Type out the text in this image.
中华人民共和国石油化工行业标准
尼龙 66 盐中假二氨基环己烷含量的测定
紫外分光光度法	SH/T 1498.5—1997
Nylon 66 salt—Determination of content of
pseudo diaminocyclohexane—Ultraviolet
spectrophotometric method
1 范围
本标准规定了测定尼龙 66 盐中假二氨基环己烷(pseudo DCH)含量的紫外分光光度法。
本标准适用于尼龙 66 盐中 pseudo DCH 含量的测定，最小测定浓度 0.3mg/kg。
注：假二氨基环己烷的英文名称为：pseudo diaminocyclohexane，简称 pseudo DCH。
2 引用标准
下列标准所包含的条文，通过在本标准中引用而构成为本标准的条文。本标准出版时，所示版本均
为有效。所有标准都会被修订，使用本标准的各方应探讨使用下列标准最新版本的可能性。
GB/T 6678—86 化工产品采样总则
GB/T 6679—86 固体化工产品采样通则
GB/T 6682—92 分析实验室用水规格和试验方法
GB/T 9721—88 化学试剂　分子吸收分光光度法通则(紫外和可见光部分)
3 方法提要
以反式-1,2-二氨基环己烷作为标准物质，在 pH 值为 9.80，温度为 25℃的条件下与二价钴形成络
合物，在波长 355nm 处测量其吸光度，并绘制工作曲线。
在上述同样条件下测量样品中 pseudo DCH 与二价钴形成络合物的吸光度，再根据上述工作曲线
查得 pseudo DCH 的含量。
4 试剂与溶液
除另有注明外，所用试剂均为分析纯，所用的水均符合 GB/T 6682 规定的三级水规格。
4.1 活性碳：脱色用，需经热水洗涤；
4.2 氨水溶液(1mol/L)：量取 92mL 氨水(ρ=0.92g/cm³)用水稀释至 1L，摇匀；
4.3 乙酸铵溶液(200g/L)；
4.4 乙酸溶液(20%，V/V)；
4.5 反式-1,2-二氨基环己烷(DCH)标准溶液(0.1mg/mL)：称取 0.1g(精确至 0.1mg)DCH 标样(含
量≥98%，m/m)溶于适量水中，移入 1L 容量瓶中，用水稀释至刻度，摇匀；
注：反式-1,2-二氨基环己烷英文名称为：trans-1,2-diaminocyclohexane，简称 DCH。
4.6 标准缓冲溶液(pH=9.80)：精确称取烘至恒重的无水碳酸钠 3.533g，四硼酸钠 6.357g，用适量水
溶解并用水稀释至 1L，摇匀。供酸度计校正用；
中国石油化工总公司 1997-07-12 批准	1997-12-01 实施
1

Written instruction: Work out how many lines in the records above contain the word "diaminocyclohexane", and reply with that number alone.

Written solution: 3